**EXERCISE REQUIREMENTS**
Check each line of the records below for the word "Smart" and copy those where it appears.

:: DATASET EXTRACT

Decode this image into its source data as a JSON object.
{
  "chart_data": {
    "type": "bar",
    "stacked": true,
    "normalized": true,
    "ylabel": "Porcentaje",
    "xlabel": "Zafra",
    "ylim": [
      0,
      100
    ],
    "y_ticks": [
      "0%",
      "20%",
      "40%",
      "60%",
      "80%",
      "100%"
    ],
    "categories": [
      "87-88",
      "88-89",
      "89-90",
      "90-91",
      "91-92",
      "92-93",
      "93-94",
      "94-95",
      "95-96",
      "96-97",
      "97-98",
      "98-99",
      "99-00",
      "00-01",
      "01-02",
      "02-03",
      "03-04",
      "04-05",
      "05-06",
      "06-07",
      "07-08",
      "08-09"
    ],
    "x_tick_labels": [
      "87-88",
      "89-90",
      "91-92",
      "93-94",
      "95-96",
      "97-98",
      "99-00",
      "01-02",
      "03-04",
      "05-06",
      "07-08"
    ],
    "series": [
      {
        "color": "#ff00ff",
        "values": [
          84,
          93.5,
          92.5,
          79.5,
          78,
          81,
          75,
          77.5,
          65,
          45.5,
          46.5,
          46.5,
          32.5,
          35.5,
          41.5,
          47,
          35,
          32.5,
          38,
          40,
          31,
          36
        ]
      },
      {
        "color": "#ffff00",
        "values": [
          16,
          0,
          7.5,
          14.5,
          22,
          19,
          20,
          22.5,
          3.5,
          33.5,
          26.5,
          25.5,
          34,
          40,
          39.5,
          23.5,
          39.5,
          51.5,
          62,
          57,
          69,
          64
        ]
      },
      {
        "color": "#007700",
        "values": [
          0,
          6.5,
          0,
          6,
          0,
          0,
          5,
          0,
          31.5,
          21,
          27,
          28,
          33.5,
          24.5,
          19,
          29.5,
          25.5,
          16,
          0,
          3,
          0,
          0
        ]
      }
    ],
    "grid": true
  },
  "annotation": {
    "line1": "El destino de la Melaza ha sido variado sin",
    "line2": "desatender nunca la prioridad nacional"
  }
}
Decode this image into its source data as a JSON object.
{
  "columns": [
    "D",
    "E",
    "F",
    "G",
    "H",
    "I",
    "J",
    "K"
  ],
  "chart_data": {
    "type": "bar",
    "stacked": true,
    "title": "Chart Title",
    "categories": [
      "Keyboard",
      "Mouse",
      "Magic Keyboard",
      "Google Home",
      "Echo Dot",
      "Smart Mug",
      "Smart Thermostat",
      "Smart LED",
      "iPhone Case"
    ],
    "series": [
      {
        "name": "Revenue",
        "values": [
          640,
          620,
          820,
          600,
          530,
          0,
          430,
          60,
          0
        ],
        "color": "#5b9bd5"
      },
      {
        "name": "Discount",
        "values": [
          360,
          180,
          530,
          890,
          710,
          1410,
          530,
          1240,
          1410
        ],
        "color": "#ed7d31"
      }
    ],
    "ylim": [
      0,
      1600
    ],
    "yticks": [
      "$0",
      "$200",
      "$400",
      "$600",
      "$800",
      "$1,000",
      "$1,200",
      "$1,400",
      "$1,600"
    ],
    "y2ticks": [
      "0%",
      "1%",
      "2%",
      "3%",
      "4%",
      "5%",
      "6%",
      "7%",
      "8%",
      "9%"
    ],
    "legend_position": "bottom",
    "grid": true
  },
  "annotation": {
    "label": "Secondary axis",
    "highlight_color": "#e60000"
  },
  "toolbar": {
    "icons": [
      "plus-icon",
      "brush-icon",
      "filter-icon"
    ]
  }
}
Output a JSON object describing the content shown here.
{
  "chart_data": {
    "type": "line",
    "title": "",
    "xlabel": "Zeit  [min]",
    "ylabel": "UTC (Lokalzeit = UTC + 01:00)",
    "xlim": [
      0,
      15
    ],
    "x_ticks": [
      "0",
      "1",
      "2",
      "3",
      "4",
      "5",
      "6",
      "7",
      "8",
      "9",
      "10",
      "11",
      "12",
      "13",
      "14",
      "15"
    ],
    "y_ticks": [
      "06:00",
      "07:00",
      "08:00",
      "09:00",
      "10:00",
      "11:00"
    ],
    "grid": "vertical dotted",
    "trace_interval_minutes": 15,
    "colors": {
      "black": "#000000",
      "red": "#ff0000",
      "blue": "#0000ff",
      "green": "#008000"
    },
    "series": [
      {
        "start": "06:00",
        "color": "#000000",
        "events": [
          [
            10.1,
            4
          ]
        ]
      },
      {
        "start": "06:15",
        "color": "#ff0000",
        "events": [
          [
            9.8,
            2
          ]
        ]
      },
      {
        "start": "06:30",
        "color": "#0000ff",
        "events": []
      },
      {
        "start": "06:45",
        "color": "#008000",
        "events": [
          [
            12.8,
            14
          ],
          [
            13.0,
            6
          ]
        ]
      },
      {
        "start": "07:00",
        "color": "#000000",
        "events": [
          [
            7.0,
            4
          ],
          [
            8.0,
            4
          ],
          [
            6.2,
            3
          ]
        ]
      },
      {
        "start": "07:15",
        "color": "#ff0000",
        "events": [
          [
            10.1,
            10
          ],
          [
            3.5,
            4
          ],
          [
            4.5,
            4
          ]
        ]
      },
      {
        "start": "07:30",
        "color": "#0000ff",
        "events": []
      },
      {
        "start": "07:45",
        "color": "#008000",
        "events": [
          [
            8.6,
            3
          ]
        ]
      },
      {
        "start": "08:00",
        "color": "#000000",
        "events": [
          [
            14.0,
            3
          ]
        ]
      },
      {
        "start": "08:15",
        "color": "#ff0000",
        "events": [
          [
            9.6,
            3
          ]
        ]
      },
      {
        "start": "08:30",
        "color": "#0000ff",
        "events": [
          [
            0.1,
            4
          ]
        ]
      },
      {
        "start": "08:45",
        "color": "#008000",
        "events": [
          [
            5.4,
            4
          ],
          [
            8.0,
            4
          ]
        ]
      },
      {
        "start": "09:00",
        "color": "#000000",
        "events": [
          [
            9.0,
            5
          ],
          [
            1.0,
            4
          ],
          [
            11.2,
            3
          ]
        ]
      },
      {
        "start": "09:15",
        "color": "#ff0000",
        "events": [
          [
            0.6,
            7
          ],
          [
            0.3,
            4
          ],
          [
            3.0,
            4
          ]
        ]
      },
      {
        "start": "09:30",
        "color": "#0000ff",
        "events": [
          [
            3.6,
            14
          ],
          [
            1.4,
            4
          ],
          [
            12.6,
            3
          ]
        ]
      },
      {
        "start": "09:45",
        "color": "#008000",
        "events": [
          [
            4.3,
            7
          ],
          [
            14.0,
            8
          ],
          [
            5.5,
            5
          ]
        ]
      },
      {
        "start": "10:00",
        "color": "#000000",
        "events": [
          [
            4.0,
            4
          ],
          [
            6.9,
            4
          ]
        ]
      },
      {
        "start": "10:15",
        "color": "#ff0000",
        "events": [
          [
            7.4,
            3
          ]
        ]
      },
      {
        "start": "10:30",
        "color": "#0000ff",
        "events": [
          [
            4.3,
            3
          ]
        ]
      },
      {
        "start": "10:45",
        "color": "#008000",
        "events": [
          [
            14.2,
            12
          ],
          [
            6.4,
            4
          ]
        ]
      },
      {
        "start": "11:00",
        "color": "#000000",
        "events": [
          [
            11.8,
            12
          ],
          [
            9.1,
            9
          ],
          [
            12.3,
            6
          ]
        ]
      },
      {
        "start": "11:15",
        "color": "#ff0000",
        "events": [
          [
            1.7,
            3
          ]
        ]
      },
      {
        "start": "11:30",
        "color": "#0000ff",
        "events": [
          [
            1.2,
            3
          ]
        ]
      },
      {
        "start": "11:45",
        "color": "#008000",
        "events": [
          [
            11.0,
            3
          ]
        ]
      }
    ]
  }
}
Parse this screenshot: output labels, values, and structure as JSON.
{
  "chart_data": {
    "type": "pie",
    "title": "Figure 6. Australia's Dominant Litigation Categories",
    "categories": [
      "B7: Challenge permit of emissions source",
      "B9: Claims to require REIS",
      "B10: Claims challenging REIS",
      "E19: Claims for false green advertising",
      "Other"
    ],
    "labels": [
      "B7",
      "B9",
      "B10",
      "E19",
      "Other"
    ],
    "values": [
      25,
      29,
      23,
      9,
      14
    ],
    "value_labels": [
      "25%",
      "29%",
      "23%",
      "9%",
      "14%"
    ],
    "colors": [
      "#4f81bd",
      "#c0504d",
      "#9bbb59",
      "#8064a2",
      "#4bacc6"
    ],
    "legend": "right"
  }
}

::::

**EXERCISE SOLUTION**
      "Smart Mug",
      "Smart Thermostat",
      "Smart LED",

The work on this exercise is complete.